Your task — What is the number of lines that include the word "defined"? Provide only that figure.

-- START OF Supplied records --

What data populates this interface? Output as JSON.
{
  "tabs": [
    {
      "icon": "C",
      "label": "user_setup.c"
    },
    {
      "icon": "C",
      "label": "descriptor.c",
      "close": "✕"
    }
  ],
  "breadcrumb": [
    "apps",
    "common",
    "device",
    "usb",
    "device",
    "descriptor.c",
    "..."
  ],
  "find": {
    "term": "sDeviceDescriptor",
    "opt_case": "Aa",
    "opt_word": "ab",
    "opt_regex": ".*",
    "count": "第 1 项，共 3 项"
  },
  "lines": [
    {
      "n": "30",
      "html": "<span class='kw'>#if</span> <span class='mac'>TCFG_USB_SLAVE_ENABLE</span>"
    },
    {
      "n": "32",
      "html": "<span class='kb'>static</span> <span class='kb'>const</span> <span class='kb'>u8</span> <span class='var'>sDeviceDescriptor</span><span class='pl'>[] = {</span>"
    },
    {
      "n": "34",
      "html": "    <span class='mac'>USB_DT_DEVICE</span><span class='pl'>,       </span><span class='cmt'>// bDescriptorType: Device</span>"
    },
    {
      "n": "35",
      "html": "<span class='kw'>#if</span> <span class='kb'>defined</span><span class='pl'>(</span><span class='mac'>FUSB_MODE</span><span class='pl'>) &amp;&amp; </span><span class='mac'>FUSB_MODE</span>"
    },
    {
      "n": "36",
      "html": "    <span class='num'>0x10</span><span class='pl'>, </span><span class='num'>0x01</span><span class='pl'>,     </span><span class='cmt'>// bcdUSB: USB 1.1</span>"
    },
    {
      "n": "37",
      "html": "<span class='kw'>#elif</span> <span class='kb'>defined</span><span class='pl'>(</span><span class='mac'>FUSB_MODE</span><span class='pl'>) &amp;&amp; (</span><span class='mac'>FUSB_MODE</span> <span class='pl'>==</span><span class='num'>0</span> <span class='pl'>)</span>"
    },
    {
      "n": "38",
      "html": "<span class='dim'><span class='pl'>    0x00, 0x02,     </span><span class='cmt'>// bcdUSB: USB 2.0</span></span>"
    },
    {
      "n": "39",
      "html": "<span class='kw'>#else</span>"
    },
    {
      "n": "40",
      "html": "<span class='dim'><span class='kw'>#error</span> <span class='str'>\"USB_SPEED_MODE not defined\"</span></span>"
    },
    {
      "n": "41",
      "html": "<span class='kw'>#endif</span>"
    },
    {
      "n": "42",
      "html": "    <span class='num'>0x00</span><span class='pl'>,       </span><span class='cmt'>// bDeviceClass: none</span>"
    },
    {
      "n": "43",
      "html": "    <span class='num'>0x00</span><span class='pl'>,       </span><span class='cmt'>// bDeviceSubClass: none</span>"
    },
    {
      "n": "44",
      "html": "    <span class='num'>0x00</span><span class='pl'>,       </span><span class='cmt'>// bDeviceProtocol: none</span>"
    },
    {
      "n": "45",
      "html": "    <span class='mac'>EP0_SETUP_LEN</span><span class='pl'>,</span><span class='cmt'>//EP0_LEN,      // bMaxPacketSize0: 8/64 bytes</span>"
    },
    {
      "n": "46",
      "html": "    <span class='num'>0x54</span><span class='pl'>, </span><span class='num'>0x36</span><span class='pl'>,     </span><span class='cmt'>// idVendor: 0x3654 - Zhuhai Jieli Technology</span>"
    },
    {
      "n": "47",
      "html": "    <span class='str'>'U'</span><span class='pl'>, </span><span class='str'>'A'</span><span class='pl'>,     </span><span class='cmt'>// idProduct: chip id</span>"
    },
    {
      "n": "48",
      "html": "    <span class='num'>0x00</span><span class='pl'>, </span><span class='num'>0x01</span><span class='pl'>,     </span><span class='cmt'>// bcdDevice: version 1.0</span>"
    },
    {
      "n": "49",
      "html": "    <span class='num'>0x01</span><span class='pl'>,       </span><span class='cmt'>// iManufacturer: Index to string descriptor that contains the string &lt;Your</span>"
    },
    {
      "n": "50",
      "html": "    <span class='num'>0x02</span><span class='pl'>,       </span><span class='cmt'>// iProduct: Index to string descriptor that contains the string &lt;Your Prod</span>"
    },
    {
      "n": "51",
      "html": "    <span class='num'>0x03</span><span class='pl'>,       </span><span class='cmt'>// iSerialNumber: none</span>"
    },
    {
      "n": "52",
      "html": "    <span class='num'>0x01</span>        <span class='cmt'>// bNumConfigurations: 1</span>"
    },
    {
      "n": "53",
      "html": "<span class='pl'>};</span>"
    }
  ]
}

-- END OF Supplied records --

Task answer — 3